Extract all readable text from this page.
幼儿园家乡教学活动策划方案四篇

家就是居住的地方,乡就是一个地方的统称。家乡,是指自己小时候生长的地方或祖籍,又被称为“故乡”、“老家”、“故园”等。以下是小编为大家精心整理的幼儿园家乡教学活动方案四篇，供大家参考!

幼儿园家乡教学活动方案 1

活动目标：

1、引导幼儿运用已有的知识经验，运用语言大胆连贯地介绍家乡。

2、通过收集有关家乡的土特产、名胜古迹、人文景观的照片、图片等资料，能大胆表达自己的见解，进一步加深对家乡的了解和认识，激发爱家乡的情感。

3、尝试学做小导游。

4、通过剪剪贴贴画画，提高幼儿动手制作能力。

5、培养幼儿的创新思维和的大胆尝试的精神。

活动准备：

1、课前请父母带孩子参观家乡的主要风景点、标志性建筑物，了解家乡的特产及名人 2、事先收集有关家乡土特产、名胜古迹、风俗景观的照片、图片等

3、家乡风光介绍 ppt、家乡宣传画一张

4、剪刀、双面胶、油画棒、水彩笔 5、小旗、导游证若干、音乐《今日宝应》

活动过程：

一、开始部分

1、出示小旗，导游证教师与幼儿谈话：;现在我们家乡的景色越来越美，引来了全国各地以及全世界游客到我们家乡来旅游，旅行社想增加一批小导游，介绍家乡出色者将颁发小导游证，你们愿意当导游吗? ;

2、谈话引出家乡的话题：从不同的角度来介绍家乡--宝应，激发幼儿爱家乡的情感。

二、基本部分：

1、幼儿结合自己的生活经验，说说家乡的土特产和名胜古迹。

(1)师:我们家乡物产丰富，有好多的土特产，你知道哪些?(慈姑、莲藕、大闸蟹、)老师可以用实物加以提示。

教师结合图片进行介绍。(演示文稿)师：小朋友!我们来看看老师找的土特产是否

-----

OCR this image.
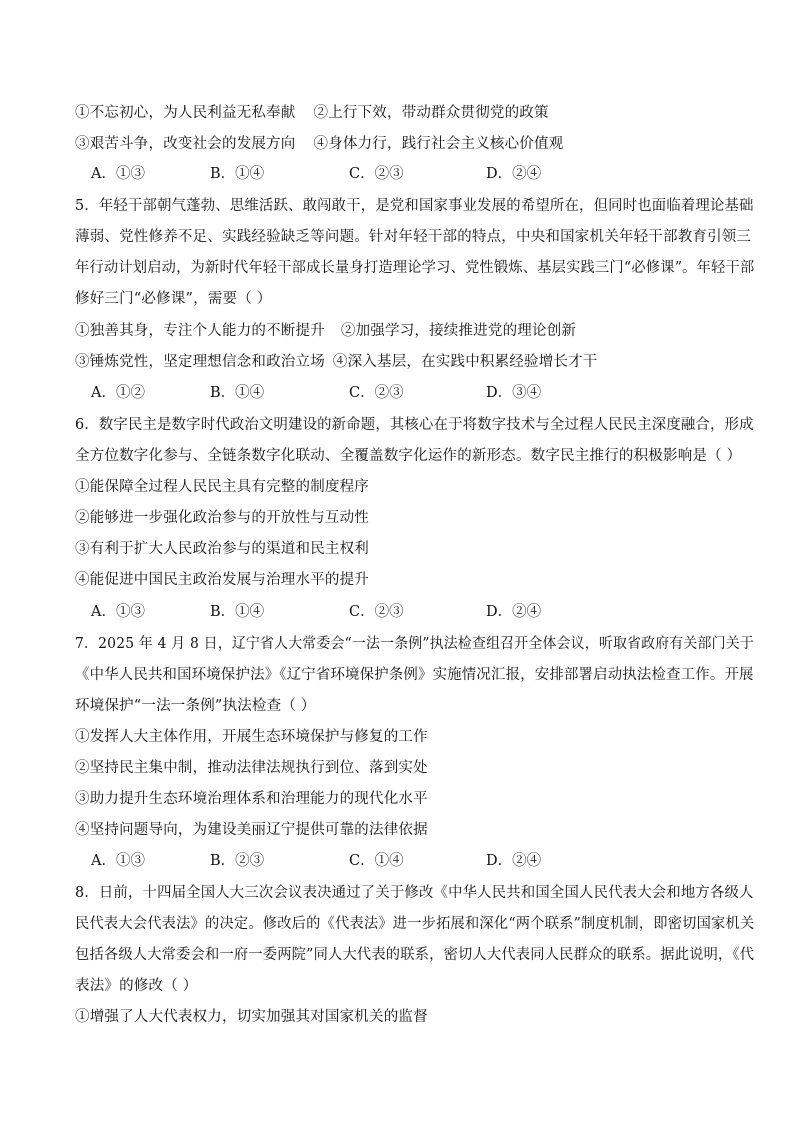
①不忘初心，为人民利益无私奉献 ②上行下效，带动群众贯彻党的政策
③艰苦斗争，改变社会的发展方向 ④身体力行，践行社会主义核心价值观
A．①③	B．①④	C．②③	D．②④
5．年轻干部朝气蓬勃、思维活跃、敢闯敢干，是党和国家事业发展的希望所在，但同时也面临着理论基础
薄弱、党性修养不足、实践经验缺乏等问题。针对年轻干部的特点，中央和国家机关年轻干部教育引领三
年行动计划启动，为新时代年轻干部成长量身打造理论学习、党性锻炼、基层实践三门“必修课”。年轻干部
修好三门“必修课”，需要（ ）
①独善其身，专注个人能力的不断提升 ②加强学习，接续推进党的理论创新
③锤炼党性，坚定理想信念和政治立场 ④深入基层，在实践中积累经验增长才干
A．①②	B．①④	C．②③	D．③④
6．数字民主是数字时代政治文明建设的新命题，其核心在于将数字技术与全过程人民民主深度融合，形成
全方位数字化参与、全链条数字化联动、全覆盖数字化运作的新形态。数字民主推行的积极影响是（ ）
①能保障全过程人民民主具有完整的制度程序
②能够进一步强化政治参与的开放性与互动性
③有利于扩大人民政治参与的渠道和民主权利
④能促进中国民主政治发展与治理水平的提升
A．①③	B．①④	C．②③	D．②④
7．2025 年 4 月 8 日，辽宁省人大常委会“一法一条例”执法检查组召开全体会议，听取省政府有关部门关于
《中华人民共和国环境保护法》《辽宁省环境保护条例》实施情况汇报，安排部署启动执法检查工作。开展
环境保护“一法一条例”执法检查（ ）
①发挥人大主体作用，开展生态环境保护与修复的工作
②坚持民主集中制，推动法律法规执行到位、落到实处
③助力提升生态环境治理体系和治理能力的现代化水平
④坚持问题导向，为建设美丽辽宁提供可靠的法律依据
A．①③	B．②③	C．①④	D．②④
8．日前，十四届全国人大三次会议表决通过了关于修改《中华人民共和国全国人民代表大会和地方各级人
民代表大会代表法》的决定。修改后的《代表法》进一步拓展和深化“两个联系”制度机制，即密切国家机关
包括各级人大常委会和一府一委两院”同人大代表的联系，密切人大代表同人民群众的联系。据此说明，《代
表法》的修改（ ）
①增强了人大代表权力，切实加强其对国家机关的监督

-----

• What is expected
Copy every line of the listing that contains the word "一法一条例".

• Answer
7．2025 年 4 月 8 日，辽宁省人大常委会“一法一条例”执法检查组召开全体会议，听取省政府有关部门关于
环境保护“一法一条例”执法检查（ ）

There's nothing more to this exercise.